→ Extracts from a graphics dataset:
══════════
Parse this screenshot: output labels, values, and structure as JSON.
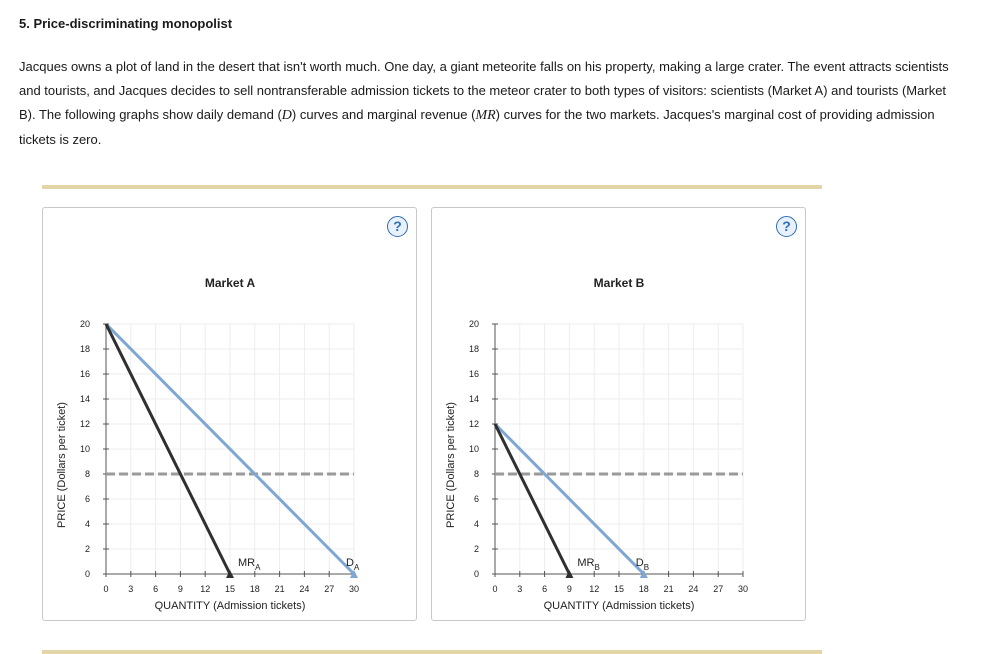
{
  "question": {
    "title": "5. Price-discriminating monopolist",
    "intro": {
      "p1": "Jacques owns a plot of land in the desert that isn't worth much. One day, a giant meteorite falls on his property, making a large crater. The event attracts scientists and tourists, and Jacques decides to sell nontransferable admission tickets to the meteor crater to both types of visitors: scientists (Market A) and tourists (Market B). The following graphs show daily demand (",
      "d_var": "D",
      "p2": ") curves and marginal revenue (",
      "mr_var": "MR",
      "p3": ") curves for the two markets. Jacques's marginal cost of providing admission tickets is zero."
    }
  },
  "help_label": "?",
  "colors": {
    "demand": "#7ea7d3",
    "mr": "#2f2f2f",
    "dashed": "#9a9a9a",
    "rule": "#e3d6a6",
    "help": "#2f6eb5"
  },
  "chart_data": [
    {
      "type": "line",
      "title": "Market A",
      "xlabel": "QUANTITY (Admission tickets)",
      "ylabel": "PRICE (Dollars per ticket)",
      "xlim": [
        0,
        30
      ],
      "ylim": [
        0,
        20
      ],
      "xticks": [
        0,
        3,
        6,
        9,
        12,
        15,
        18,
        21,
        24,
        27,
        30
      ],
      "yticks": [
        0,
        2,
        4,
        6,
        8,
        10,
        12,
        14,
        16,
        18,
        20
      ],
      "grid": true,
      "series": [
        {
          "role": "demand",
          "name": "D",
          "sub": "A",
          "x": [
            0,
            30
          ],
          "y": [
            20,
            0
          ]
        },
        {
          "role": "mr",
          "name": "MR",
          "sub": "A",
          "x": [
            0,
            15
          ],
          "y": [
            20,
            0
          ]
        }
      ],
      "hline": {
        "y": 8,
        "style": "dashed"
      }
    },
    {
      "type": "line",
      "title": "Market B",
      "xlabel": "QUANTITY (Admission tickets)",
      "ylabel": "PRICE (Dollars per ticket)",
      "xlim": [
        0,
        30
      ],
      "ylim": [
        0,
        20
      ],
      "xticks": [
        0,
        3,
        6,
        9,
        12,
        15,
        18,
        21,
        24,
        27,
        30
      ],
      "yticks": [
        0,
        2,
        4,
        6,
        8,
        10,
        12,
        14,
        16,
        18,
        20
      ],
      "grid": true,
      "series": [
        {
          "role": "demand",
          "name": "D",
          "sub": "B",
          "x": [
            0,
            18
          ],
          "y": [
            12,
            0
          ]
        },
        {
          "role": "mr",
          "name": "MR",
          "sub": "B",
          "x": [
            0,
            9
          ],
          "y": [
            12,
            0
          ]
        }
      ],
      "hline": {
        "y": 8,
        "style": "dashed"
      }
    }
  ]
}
══════════
→ WHAT IS NEEDED:
Write out each line of the data that holds the string "marginal".

→ ANSWER TO THE EXERCISE:
      "p2": ") curves and marginal revenue (",
      "p3": ") curves for the two markets. Jacques's marginal cost of providing admission tickets is zero."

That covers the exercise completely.